### CONSEGNA
Rispondi alle domande basandoti sul brano sul linguaggio.
(a) Quanti vocaboli individuò Tullio De Mauro nel suo "Vocabolario di Base"?
(b) Qual è il titolo del primo romanzo di Elvira Seminara citato nel brano?
(c) Con quale frase si apre quel romanzo?

### SEGMENTO DI TESTO
☆ ☆ ☆ ☆ ☆

Il dibattito è aperto da tempo, sul futuro della carta stampata, dei giornali, addirittura dei libri: ormai tutto è digitale e persino il Linguaggio rischia di rimanerne irrimediabilmente travolto, con conseguenze inimmaginabili.

Perché è proprio il Linguaggio che definisce più di ogni altro aspetto l’essere umano. Ogni singola persona.

L’informazione viaggia in nanosecondi, ti raggiunge ovunque, anche quando non vorresti.

Siamo giunti alle soglie di una terza guerra mondiale scatenata via Twitter da un paio di dementi al governo di potenze nucleari: in poche rozze battute il futuro di un pianeta.

E la “Velocità“, l’ultimo mito della modernità, divora tutto senza lasciarti nemmeno il gusto di rassettare le scorie dei tuoi pensieri: non te ne da il tempo, nessuna possibilità di recuperare nei cassetti della memoria spunti per un futuro sempre più affollato di appuntamenti già presi e subito dimenticati: un caos frenetico.

L’esigenza, sociologicamente e persino socialmente corretta, di essere letti e possibilmente compresi dal più alto numero di lettori possibile viene risolta con il ricorso ad un linguaggio che tende alla semplificazione estrema, ai limiti della sciatteria.

Quando si ha un dubbio, nella scelta di un sinonimo si attinge, piuttosto che al raffinato Sabatini Coletti o magari al più noto Devoto Oli, al “Vocabolario di Base” di Tullio De Mauro, il più grande linguista italiano di tutti i tempi che individuò i 2.600 vocaboli di maggiore comprensione.

Una selezione selvaggia, una semplificazione belluina di una capacità espressiva che alla fine produce e denuncia un’ altrettanto barbara attitudine a comportarsi nel proprio contesto sociale: volgarmente, violentemente, irresponsabilmente.

La padronanza, e di conseguenza l’uso, di strumenti culturali quali il Linguaggio non è quindi vezzo benestante di chi non ha pensieri di sopravvivenza quotidiana, al contrario è occasione di elaborazione e risposta proprio alle nostre urgenze: parlando(ci) meglio, con maggiore ricercatezza e attenzione, è molto più probabile riuscire a trovare il bandolo di matasse che si intricano nella volgarità di vite senza altra direzione che quella delle bollette da pagare invidiando, e magari odiando, quelli che ce la fanno.

Digressione per tornare al piacere provato, con la corrispondente necessità di condividerlo, nella lettura di questi interventi su L’Espresso dell’autrice de “L’indecenza”, il primo romanzo di Elvira Seminara che sin dal primo rigo le presentò la necessità di difendere il suo linguaggio, e quindi se stessa, il suo Essere.

Elvira Seminara

Quel libro si apre con la frase: “Non si era mai visto, a casa mia, un autunno così smodato”.

☆ ☆ ☆ ☆ ☆

### DATI FORNITI
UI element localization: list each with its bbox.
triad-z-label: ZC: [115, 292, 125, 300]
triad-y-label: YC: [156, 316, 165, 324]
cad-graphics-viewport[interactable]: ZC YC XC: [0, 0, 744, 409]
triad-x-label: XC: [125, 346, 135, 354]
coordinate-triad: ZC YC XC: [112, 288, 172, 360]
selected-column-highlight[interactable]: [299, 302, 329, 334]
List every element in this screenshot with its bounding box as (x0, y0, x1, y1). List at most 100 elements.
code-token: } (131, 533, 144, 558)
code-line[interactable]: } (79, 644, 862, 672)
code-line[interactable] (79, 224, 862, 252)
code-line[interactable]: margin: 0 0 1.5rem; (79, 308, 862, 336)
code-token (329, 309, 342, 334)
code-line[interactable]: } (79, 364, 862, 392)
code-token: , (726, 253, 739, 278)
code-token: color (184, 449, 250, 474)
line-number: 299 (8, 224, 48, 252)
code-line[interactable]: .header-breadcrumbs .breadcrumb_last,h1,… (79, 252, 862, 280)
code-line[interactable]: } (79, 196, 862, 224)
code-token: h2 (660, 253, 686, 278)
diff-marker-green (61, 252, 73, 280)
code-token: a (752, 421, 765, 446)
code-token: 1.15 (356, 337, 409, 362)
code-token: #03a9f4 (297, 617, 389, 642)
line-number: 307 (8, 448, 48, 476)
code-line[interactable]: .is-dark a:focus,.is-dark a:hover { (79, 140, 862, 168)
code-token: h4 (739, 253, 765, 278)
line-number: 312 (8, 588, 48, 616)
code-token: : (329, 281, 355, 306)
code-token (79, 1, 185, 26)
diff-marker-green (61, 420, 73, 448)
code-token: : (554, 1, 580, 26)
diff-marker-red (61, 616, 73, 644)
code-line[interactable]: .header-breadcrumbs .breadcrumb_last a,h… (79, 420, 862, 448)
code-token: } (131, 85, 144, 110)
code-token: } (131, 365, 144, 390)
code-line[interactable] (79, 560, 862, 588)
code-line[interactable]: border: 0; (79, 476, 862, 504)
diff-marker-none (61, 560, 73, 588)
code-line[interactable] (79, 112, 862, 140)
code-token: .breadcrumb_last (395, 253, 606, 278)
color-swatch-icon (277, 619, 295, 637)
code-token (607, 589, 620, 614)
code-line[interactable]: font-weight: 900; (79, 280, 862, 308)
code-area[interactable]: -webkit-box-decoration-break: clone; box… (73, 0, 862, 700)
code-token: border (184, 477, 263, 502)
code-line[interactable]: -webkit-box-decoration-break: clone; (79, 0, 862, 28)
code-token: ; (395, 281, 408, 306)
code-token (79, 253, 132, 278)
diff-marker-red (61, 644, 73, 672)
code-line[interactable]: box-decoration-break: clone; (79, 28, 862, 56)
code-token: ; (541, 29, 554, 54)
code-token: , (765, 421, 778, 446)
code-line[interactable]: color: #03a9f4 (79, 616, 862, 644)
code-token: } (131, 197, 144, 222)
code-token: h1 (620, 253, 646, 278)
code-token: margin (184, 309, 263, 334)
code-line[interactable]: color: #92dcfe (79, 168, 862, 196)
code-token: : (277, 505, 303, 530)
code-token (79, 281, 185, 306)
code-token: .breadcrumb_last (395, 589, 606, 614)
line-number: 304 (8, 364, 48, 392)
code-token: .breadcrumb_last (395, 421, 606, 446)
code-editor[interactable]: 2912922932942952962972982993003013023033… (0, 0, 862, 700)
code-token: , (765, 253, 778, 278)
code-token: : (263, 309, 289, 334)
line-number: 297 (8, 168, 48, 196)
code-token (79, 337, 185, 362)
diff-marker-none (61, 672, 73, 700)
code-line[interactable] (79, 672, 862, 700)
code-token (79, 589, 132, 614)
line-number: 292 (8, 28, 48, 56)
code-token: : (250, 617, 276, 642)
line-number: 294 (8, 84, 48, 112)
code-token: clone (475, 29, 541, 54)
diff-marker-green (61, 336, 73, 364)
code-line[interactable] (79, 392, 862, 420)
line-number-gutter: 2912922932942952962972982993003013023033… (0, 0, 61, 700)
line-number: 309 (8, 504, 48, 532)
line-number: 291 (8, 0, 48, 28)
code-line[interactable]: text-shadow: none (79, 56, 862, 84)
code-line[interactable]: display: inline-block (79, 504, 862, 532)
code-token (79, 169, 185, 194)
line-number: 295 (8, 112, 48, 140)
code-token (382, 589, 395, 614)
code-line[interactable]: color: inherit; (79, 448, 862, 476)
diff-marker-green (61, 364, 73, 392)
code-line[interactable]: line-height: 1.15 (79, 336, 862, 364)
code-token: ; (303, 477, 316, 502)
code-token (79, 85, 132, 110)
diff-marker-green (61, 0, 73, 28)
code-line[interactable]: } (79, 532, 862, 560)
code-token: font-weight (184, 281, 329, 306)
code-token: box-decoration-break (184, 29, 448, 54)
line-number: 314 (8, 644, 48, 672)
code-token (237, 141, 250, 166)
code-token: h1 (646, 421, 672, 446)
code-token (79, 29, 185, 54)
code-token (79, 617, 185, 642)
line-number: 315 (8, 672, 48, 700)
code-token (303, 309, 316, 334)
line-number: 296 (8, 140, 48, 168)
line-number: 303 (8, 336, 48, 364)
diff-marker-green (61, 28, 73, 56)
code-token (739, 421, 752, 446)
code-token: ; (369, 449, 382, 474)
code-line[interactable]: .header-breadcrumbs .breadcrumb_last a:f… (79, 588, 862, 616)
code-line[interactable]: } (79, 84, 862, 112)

☆ ☆ ☆ ☆ ☆

### SOLUZIONE
(a) 2.600 vocaboli di maggiore comprensione.
(b) "L'indecenza".
(c) "Non si era mai visto, a casa mia, un autunno così smodato".